__Stated exercise__
Wherever the string "this" appears in a line, extract that line.
##### Exercise material
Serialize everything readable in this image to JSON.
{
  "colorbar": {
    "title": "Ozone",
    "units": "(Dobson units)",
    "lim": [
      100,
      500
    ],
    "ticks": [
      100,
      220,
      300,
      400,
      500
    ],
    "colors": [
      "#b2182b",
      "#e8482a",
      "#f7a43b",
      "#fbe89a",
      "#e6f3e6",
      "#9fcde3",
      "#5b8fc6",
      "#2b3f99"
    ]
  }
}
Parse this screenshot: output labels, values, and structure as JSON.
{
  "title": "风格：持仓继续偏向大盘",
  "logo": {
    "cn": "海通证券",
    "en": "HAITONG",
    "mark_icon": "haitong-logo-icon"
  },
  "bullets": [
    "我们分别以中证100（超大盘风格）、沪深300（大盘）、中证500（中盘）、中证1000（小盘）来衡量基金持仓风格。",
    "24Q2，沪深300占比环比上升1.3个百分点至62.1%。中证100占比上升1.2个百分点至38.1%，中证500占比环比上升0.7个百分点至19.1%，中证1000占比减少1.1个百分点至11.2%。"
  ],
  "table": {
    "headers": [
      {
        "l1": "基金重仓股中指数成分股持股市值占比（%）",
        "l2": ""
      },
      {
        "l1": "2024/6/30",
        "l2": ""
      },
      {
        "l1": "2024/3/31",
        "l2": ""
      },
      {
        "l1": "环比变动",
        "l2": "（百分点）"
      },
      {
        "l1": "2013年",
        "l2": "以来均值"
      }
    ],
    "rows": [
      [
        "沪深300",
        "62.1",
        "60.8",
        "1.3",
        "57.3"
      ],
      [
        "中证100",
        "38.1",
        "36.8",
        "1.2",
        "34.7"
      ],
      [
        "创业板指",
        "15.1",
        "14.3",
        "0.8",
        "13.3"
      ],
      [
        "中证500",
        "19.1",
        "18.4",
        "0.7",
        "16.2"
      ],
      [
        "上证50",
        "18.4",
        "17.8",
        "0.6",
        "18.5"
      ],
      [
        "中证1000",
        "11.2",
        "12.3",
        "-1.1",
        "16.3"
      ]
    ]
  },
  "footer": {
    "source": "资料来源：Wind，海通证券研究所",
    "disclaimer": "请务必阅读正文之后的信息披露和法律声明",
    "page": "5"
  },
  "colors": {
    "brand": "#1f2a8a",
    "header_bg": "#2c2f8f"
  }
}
##########
__Response__
Serialize everything readable in this image to JSON.
Parse this screenshot: output labels, values, and structure as JSON.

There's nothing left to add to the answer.